>> BEGIN
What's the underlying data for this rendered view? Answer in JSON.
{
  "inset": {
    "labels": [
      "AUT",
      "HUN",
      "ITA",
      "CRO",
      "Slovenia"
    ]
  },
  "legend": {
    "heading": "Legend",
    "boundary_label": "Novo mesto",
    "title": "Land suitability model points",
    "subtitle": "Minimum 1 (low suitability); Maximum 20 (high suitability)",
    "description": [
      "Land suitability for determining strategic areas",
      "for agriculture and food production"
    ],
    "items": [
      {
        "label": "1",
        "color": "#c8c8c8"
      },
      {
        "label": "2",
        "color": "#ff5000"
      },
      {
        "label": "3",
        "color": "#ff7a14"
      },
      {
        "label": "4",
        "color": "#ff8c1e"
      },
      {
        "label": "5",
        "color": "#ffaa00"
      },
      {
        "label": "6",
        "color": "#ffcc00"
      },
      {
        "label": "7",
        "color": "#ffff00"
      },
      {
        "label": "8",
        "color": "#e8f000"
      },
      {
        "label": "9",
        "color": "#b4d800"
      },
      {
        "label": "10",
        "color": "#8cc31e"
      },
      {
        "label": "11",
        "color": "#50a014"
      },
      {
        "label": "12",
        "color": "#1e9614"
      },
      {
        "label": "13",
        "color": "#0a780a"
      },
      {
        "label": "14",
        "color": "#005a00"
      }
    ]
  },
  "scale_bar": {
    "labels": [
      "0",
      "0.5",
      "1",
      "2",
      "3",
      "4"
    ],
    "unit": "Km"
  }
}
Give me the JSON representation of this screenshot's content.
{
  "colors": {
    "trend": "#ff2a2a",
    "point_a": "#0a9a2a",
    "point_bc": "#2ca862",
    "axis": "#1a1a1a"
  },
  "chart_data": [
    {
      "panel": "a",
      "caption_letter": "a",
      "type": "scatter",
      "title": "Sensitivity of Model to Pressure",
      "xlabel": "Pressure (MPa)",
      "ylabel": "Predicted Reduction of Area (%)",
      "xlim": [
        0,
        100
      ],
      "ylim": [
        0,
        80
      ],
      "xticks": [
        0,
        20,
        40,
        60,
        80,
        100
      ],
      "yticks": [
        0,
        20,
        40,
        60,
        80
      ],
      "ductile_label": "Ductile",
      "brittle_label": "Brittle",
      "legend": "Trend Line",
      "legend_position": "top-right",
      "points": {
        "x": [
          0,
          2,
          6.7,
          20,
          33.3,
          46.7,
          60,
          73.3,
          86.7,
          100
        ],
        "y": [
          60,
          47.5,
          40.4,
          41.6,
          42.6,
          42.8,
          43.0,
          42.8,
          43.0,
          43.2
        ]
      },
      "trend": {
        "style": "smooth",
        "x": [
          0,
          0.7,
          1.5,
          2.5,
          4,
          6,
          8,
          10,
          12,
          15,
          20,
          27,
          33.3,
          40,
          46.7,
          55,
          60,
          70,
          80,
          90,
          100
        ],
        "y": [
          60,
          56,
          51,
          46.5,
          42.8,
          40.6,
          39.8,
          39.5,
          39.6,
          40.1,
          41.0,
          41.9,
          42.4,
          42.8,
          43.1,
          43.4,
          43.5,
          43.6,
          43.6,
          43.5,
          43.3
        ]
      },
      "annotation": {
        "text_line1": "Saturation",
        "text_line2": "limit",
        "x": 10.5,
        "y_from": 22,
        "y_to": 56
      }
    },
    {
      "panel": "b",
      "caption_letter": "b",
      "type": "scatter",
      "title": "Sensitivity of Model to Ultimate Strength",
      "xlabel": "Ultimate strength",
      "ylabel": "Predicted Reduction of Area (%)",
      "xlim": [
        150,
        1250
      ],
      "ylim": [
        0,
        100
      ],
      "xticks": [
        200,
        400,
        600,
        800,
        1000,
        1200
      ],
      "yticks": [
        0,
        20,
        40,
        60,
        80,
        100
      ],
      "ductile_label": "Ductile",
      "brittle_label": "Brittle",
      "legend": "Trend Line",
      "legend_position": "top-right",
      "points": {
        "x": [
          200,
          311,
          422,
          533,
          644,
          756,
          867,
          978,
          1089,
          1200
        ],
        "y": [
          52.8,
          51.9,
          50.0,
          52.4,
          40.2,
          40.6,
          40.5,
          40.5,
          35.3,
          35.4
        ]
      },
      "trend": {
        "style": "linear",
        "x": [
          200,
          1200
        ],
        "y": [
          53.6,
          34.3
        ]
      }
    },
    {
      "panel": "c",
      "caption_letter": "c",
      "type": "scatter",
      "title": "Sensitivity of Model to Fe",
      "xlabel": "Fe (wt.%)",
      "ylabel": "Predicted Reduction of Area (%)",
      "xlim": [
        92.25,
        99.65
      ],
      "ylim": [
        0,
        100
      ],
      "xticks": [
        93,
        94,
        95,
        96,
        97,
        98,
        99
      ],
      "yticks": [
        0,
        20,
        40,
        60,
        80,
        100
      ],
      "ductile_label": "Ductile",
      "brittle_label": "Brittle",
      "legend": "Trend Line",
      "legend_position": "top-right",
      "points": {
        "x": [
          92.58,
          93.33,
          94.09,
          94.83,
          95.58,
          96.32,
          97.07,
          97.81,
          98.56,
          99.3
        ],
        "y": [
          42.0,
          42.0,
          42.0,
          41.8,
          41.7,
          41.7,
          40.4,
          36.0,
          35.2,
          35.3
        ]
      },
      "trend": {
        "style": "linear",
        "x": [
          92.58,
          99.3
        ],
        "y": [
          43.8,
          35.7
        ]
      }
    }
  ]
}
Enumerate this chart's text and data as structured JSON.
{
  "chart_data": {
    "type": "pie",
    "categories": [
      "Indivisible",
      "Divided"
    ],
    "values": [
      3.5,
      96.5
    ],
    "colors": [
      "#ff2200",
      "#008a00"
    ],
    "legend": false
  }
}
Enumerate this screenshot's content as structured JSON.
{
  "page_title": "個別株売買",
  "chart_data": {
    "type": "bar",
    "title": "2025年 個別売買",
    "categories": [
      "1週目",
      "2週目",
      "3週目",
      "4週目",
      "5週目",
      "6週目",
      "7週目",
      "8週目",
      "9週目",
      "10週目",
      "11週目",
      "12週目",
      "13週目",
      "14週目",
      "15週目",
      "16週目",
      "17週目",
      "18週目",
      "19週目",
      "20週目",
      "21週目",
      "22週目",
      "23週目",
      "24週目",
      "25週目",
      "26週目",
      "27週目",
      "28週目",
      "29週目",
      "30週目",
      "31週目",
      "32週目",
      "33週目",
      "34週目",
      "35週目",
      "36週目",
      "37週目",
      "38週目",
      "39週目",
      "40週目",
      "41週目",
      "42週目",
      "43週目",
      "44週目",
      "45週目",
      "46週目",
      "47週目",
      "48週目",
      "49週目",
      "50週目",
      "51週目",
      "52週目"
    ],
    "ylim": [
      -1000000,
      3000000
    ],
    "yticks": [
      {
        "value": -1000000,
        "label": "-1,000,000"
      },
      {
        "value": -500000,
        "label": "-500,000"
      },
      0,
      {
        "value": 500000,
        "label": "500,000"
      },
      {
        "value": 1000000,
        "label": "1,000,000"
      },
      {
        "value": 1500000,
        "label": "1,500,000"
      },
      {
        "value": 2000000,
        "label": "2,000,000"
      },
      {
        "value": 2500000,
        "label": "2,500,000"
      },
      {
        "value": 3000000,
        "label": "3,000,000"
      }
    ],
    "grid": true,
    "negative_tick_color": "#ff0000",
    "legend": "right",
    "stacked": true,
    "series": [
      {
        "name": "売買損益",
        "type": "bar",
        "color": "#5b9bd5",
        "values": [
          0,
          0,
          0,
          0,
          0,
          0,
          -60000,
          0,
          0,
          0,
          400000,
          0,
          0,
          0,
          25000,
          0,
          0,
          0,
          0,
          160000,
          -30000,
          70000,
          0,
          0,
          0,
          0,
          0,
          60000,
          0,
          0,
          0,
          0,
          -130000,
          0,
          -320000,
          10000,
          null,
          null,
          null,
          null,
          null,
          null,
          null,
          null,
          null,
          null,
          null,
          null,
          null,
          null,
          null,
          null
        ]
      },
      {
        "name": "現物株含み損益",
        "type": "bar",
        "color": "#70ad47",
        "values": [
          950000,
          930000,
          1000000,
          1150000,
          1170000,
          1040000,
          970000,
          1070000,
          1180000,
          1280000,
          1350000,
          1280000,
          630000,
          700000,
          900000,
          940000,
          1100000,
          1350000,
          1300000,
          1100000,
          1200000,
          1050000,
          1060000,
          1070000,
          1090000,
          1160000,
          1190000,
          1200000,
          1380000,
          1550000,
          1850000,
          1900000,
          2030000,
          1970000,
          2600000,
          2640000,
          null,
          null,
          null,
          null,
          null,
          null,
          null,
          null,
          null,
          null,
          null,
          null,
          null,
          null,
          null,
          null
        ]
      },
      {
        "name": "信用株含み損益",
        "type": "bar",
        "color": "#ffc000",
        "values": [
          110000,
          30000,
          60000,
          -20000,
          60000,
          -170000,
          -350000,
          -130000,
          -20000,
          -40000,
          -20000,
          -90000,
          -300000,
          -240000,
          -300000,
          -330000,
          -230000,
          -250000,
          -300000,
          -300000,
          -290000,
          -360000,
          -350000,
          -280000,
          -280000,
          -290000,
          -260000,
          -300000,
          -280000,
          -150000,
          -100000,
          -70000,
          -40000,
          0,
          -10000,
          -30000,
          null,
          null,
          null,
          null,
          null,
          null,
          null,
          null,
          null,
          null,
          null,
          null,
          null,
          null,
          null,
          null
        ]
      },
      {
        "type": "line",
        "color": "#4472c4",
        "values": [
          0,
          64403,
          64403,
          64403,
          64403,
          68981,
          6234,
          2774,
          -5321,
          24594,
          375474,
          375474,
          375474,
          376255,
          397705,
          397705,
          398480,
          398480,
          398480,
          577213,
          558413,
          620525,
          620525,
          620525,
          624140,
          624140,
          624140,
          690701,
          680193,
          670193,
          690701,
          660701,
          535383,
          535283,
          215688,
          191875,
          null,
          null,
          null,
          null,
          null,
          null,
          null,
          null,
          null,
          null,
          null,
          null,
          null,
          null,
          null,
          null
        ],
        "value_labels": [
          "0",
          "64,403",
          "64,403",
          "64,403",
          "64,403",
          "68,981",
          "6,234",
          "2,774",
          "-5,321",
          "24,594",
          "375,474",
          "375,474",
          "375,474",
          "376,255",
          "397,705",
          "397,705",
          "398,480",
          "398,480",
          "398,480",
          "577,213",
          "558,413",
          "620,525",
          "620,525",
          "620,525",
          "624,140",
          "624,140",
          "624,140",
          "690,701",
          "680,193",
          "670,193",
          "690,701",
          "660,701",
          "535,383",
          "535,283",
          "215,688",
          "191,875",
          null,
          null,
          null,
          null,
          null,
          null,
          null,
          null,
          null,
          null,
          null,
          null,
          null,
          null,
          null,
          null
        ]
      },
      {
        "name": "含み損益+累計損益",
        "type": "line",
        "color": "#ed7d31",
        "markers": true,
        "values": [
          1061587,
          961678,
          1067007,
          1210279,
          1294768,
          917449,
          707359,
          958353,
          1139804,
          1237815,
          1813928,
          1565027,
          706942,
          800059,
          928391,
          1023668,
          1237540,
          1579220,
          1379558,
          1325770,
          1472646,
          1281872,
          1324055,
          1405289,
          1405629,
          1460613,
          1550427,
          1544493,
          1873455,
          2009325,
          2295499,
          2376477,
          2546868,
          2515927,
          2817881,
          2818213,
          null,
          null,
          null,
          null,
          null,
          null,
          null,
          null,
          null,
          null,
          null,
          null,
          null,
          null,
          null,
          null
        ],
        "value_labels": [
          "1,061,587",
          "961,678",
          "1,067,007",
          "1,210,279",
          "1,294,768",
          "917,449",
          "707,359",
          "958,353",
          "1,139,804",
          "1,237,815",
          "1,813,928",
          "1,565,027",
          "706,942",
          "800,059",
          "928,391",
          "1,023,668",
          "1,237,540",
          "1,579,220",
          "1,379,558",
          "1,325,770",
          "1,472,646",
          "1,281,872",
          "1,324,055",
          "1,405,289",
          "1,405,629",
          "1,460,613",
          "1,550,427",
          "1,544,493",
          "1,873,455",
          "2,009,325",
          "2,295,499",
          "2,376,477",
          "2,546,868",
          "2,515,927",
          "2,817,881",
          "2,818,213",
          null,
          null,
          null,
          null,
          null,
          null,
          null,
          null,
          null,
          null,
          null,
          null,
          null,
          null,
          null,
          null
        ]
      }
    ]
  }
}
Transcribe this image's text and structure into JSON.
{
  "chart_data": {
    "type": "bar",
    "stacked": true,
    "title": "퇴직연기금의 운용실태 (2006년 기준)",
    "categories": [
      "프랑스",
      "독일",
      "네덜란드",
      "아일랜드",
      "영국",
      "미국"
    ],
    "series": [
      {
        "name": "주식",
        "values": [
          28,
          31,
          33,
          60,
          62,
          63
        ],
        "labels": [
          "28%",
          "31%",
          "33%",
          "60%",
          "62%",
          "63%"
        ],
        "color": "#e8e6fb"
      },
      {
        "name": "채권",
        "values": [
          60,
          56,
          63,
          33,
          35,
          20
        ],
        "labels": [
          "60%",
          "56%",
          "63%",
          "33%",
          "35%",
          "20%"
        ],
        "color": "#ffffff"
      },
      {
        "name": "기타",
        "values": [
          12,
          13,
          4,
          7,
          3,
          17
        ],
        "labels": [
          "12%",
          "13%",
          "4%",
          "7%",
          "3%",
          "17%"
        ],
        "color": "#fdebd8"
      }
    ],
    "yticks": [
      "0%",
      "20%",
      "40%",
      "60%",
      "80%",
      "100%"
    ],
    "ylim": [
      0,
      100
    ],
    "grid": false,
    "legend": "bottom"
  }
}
>> END
#### Description of the task:
Which lines hold the word "true"? Return all of them from the records above.

#### Answer to the problem:
    "grid": true,
    "stacked": true,
        "markers": true,
    "stacked": true,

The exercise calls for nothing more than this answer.